_What you need to do_
Reproduce all the records with every instance of "bounding box" swapped for "enclosing box", leaving everything else unchanged. Omit the pictures from your answer.

_Material_
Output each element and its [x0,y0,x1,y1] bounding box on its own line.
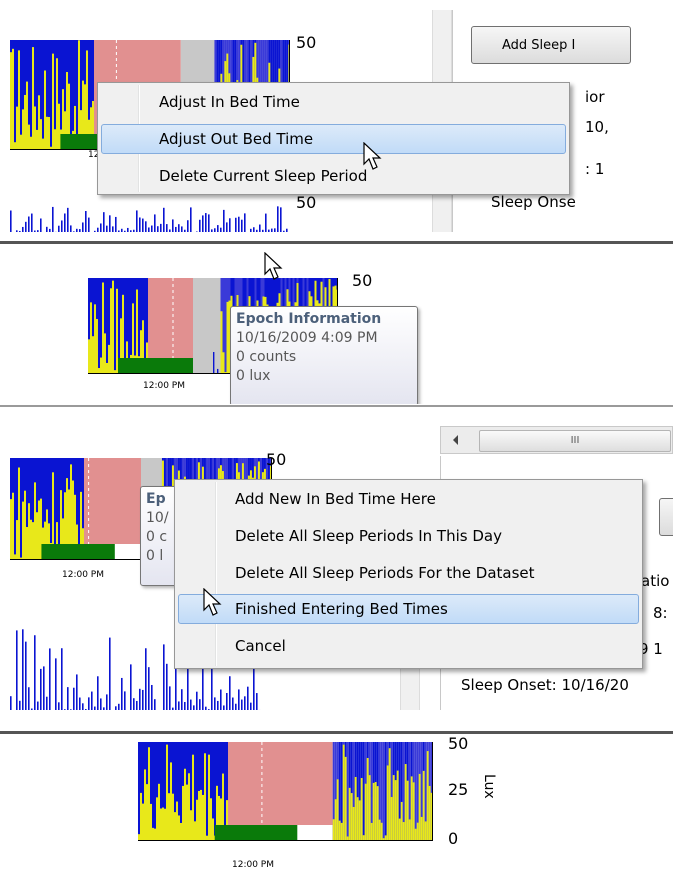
time-label: 12:00 PM [232,860,274,870]
section-divider [0,241,673,244]
activity-chart[interactable] [138,742,433,841]
activity-chart-lower-svg [10,203,290,232]
mouse-cursor-icon [203,588,222,616]
info-text: 10, [585,118,609,136]
menu-item-adjust-in-bed-time[interactable]: Adjust In Bed Time [101,87,566,117]
mouse-cursor-icon [363,142,382,170]
activity-chart-svg [138,742,433,841]
section-divider [0,405,673,407]
section-divider [0,731,673,734]
y-tick: 50 [352,271,373,290]
y-axis-label: Lux [481,774,497,799]
menu-item-finished-entering-bed-times[interactable]: Finished Entering Bed Times [178,594,639,624]
menu-item-add-new-in-bed-time[interactable]: Add New In Bed Time Here [178,484,639,514]
info-text: : 1 [585,160,605,178]
time-label: 12:00 PM [143,381,185,391]
y-tick: 50 [296,33,317,52]
add-sleep-button[interactable] [659,498,673,536]
panel-epoch-info: 50 12:00 PM Epoch Information 10/16/2009… [0,246,673,404]
y-tick: 50 [266,450,287,469]
panel-final-chart: 50 25 0 Lux 12:00 PM [0,736,673,880]
epoch-info-tooltip: Epoch Information 10/16/2009 4:09 PM 0 c… [230,306,418,404]
panel-bed-time-menu: III 50 12:00 PM Ep 10/ 0 c 0 l 25 x atio… [0,408,673,710]
activity-chart-lower[interactable] [10,203,290,232]
tooltip-datetime: 10/16/2009 4:09 PM [236,330,378,346]
context-menu: Add New In Bed Time Here Delete All Slee… [174,479,643,669]
info-text: 8: [653,604,668,622]
menu-item-delete-all-sleep-periods-day[interactable]: Delete All Sleep Periods In This Day [178,521,639,551]
context-menu: Adjust In Bed Time Adjust Out Bed Time D… [97,82,570,195]
y-tick: 0 [448,829,459,848]
sleep-onset-label: Sleep Onse [491,193,576,211]
y-tick: 50 [296,193,317,212]
scroll-left-arrow-icon[interactable] [449,433,463,447]
y-tick: 25 [448,780,469,799]
tooltip-title: Epoch Information [236,311,382,327]
panel-adjust-bed-time: 50 12:0 50 Add Sleep I ior 10, : 1 Sleep… [0,0,673,232]
tooltip-counts: 0 counts [236,349,297,365]
time-label: 12:00 PM [62,570,104,580]
sleep-onset-label: Sleep Onset: 10/16/20 [461,676,629,694]
y-tick: 50 [448,736,469,753]
tooltip-lux: 0 lux [236,368,271,384]
info-text: atio [641,572,670,590]
info-text: ior [585,88,605,106]
menu-item-delete-all-sleep-periods-dataset[interactable]: Delete All Sleep Periods For the Dataset [178,558,639,588]
menu-item-cancel[interactable]: Cancel [178,631,639,661]
scroll-thumb[interactable]: III [479,430,671,452]
menu-item-adjust-out-bed-time[interactable]: Adjust Out Bed Time [101,124,566,154]
menu-item-delete-current-sleep-period[interactable]: Delete Current Sleep Period [101,161,566,191]
horizontal-scrollbar[interactable]: III [440,426,673,454]
mouse-cursor-icon [264,252,283,280]
add-sleep-button[interactable]: Add Sleep I [471,26,631,64]
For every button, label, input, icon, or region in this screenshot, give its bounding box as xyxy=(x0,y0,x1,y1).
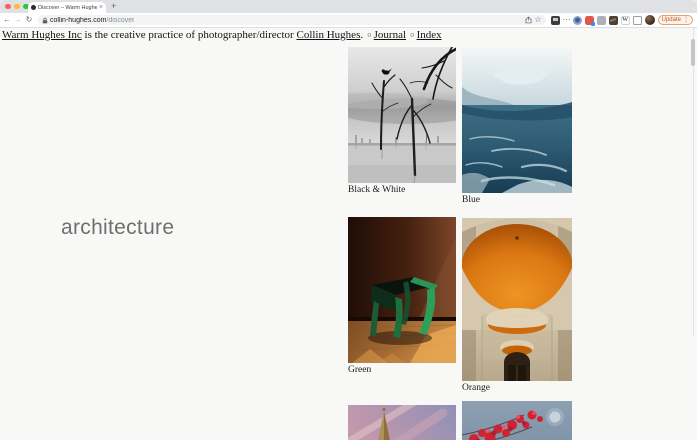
circle-icon: ○ xyxy=(367,30,372,39)
extension-icon-w[interactable]: W xyxy=(620,15,630,25)
kebab-menu-icon: ⋮ xyxy=(683,17,689,23)
extension-icon-bird[interactable] xyxy=(608,15,618,25)
browser-toolbar: ← → ↻ collin-hughes.com/discover ☆ ⋯ W U… xyxy=(0,13,697,27)
page-content: Warm Hughes Inc is the creative practice… xyxy=(0,27,697,440)
url-path: /discover xyxy=(106,16,135,24)
photo-black-and-white-trees[interactable] xyxy=(348,47,456,183)
update-label: Update xyxy=(661,17,681,23)
url-host: collin-hughes.com xyxy=(50,16,107,24)
gallery-item-black-and-white[interactable]: Black & White xyxy=(348,47,456,195)
profile-avatar[interactable] xyxy=(644,15,655,25)
browser-tab[interactable]: Discover – Warm Hughes Inc × xyxy=(28,2,106,13)
site-favicon xyxy=(31,5,36,10)
photo-caption: Black & White xyxy=(348,185,406,195)
scrollbar-thumb[interactable] xyxy=(691,39,695,66)
link-index[interactable]: Index xyxy=(417,29,442,41)
photo-pink-sky-spire[interactable] xyxy=(348,405,456,440)
photo-orange-domes[interactable] xyxy=(462,218,572,381)
close-window-button[interactable] xyxy=(5,3,11,9)
minimize-window-button[interactable] xyxy=(14,3,20,9)
address-bar[interactable]: collin-hughes.com/discover ☆ xyxy=(38,15,546,25)
photo-caption: Green xyxy=(348,365,372,375)
browser-window: Discover – Warm Hughes Inc × + ← → ↻ col… xyxy=(0,0,697,440)
photo-green-chair[interactable] xyxy=(348,217,456,363)
tab-close-icon[interactable]: × xyxy=(99,4,103,11)
link-journal[interactable]: Journal xyxy=(374,29,406,41)
gallery-item-pink-sky[interactable] xyxy=(348,405,456,440)
extension-icon-blue-circle[interactable] xyxy=(572,15,582,25)
photo-caption: Orange xyxy=(462,383,490,393)
extension-icon-dark[interactable] xyxy=(550,15,560,25)
lock-icon xyxy=(42,17,48,24)
scrollbar-track xyxy=(693,28,694,336)
new-tab-button[interactable]: + xyxy=(111,1,116,11)
photo-blue-ocean[interactable] xyxy=(462,47,572,193)
gallery-item-red-flowers[interactable] xyxy=(462,401,572,440)
site-header: Warm Hughes Inc is the creative practice… xyxy=(2,29,442,41)
back-button[interactable]: ← xyxy=(3,16,11,24)
header-body-text: is the creative practice of photographer… xyxy=(81,29,297,41)
share-icon[interactable] xyxy=(525,16,532,24)
gallery-item-green[interactable]: Green xyxy=(348,217,456,375)
url-text: collin-hughes.com/discover xyxy=(50,17,134,24)
extensions-overflow-icon[interactable]: ⋯ xyxy=(563,16,571,24)
filter-architecture[interactable]: architecture xyxy=(61,216,174,240)
extension-badge xyxy=(590,21,595,26)
gallery-item-blue[interactable]: Blue xyxy=(462,47,572,205)
link-warm-hughes-inc[interactable]: Warm Hughes Inc xyxy=(2,29,82,41)
link-collin-hughes[interactable]: Collin Hughes xyxy=(296,29,360,41)
extension-icon-gray[interactable] xyxy=(596,15,606,25)
photo-caption: Blue xyxy=(462,195,480,205)
forward-button[interactable]: → xyxy=(14,16,22,24)
gallery-item-orange[interactable]: Orange xyxy=(462,218,572,393)
circle-icon: ○ xyxy=(410,30,415,39)
extension-icon-red-badge[interactable] xyxy=(584,15,595,26)
bookmark-star-icon[interactable]: ☆ xyxy=(534,16,541,24)
tab-strip: Discover – Warm Hughes Inc × + xyxy=(0,0,697,13)
photo-red-flowers-sky[interactable] xyxy=(462,401,572,440)
tab-title: Discover – Warm Hughes Inc xyxy=(38,4,97,11)
reload-button[interactable]: ↻ xyxy=(25,16,33,24)
header-period: . xyxy=(360,29,364,41)
update-button[interactable]: Update ⋮ xyxy=(657,15,693,25)
extension-icon-page[interactable] xyxy=(632,15,642,25)
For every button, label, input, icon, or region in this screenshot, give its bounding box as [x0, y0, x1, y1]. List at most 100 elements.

_Correct response_
Output each element and its [x0,y0,x1,y1] enclosing box on its own line.
time-label: 12:00 PM [232,860,274,870]
section-divider [0,241,673,244]
activity-chart[interactable] [138,742,433,841]
activity-chart-lower-svg [10,203,290,232]
mouse-cursor-icon [203,588,222,616]
info-text: 10, [585,118,609,136]
menu-item-adjust-in-bed-time[interactable]: Adjust In Bed Time [101,87,566,117]
mouse-cursor-icon [363,142,382,170]
activity-chart-svg [138,742,433,841]
section-divider [0,405,673,407]
section-divider [0,731,673,734]
y-tick: 50 [352,271,373,290]
y-axis-label: Lux [481,774,497,799]
menu-item-finished-entering-bed-times[interactable]: Finished Entering Bed Times [178,594,639,624]
menu-item-add-new-in-bed-time[interactable]: Add New In Bed Time Here [178,484,639,514]
info-text: : 1 [585,160,605,178]
time-label: 12:00 PM [143,381,185,391]
y-tick: 50 [296,33,317,52]
add-sleep-button[interactable] [659,498,673,536]
panel-epoch-info: 50 12:00 PM Epoch Information 10/16/2009… [0,246,673,404]
y-tick: 50 [266,450,287,469]
panel-final-chart: 50 25 0 Lux 12:00 PM [0,736,673,880]
epoch-info-tooltip: Epoch Information 10/16/2009 4:09 PM 0 c… [230,306,418,404]
panel-bed-time-menu: III 50 12:00 PM Ep 10/ 0 c 0 l 25 x atio… [0,408,673,710]
activity-chart-lower[interactable] [10,203,290,232]
tooltip-datetime: 10/16/2009 4:09 PM [236,330,378,346]
context-menu: Add New In Bed Time Here Delete All Slee… [174,479,643,669]
info-text: 8: [653,604,668,622]
menu-item-delete-all-sleep-periods-day[interactable]: Delete All Sleep Periods In This Day [178,521,639,551]
context-menu: Adjust In Bed Time Adjust Out Bed Time D… [97,82,570,195]
y-tick: 0 [448,829,459,848]
sleep-onset-label: Sleep Onse [491,193,576,211]
y-tick: 50 [296,193,317,212]
scroll-left-arrow-icon[interactable] [449,433,463,447]
y-tick: 25 [448,780,469,799]
tooltip-title: Epoch Information [236,311,382,327]
panel-adjust-bed-time: 50 12:0 50 Add Sleep I ior 10, : 1 Sleep… [0,0,673,232]
tooltip-counts: 0 counts [236,349,297,365]
time-label: 12:00 PM [62,570,104,580]
sleep-onset-label: Sleep Onset: 10/16/20 [461,676,629,694]
y-tick: 50 [448,736,469,753]
tooltip-lux: 0 lux [236,368,271,384]
info-text: atio [641,572,670,590]
info-text: ior [585,88,605,106]
menu-item-delete-all-sleep-periods-dataset[interactable]: Delete All Sleep Periods For the Dataset [178,558,639,588]
menu-item-cancel[interactable]: Cancel [178,631,639,661]
scroll-thumb[interactable]: III [479,430,671,452]
menu-item-adjust-out-bed-time[interactable]: Adjust Out Bed Time [101,124,566,154]
menu-item-delete-current-sleep-period[interactable]: Delete Current Sleep Period [101,161,566,191]
horizontal-scrollbar[interactable]: III [440,426,673,454]
mouse-cursor-icon [264,252,283,280]
add-sleep-button[interactable]: Add Sleep I [471,26,631,64]
For every button, label, input, icon, or region in this screenshot, give its enclosing box as xyxy=(x0,y0,x1,y1).
circle-icon: ○ xyxy=(367,30,372,39)
extension-icon-w[interactable]: W xyxy=(620,15,630,25)
kebab-menu-icon: ⋮ xyxy=(683,17,689,23)
extension-icon-bird[interactable] xyxy=(608,15,618,25)
browser-toolbar: ← → ↻ collin-hughes.com/discover ☆ ⋯ W U… xyxy=(0,13,697,27)
page-content: Warm Hughes Inc is the creative practice… xyxy=(0,27,697,440)
url-path: /discover xyxy=(106,16,135,24)
photo-black-and-white-trees[interactable] xyxy=(348,47,456,183)
update-label: Update xyxy=(661,17,681,23)
url-host: collin-hughes.com xyxy=(50,16,107,24)
gallery-item-black-and-white[interactable]: Black & White xyxy=(348,47,456,195)
profile-avatar[interactable] xyxy=(644,15,655,25)
browser-tab[interactable]: Discover – Warm Hughes Inc × xyxy=(28,2,106,13)
site-favicon xyxy=(31,5,36,10)
photo-caption: Black & White xyxy=(348,185,406,195)
scrollbar-thumb[interactable] xyxy=(691,39,695,66)
link-index[interactable]: Index xyxy=(417,29,442,41)
photo-pink-sky-spire[interactable] xyxy=(348,405,456,440)
photo-orange-domes[interactable] xyxy=(462,218,572,381)
close-window-button[interactable] xyxy=(5,3,11,9)
minimize-window-button[interactable] xyxy=(14,3,20,9)
address-bar[interactable]: collin-hughes.com/discover ☆ xyxy=(38,15,546,25)
photo-caption: Green xyxy=(348,365,372,375)
browser-window: Discover – Warm Hughes Inc × + ← → ↻ col… xyxy=(0,0,697,440)
photo-green-chair[interactable] xyxy=(348,217,456,363)
tab-close-icon[interactable]: × xyxy=(99,4,103,11)
link-journal[interactable]: Journal xyxy=(374,29,406,41)
gallery-item-pink-sky[interactable] xyxy=(348,405,456,440)
extension-icon-blue-circle[interactable] xyxy=(572,15,582,25)
photo-caption: Orange xyxy=(462,383,490,393)
extension-icon-dark[interactable] xyxy=(550,15,560,25)
lock-icon xyxy=(42,17,48,24)
scrollbar-track xyxy=(693,28,694,336)
new-tab-button[interactable]: + xyxy=(111,1,116,11)
photo-blue-ocean[interactable] xyxy=(462,47,572,193)
gallery-item-red-flowers[interactable] xyxy=(462,401,572,440)
site-header: Warm Hughes Inc is the creative practice… xyxy=(2,29,442,41)
back-button[interactable]: ← xyxy=(3,16,11,24)
header-body-text: is the creative practice of photographer… xyxy=(81,29,297,41)
share-icon[interactable] xyxy=(525,16,532,24)
gallery-item-green[interactable]: Green xyxy=(348,217,456,375)
url-text: collin-hughes.com/discover xyxy=(50,17,134,24)
extensions-overflow-icon[interactable]: ⋯ xyxy=(563,16,571,24)
filter-architecture[interactable]: architecture xyxy=(61,216,174,240)
extension-badge xyxy=(590,21,595,26)
gallery-item-blue[interactable]: Blue xyxy=(462,47,572,205)
link-warm-hughes-inc[interactable]: Warm Hughes Inc xyxy=(2,29,82,41)
link-collin-hughes[interactable]: Collin Hughes xyxy=(296,29,360,41)
extension-icon-gray[interactable] xyxy=(596,15,606,25)
photo-caption: Blue xyxy=(462,195,480,205)
forward-button[interactable]: → xyxy=(14,16,22,24)
gallery-item-orange[interactable]: Orange xyxy=(462,218,572,393)
circle-icon: ○ xyxy=(410,30,415,39)
extension-icon-red-badge[interactable] xyxy=(584,15,595,26)
bookmark-star-icon[interactable]: ☆ xyxy=(534,16,541,24)
tab-strip: Discover – Warm Hughes Inc × + xyxy=(0,0,697,13)
photo-red-flowers-sky[interactable] xyxy=(462,401,572,440)
tab-title: Discover – Warm Hughes Inc xyxy=(38,4,97,11)
reload-button[interactable]: ↻ xyxy=(25,16,33,24)
header-period: . xyxy=(360,29,364,41)
update-button[interactable]: Update ⋮ xyxy=(657,15,693,25)
extension-icon-page[interactable] xyxy=(632,15,642,25)
For every button, label, input, icon, or region in this screenshot, give its enclosing box as [x0, y0, x1, y1]. List at most 100 elements.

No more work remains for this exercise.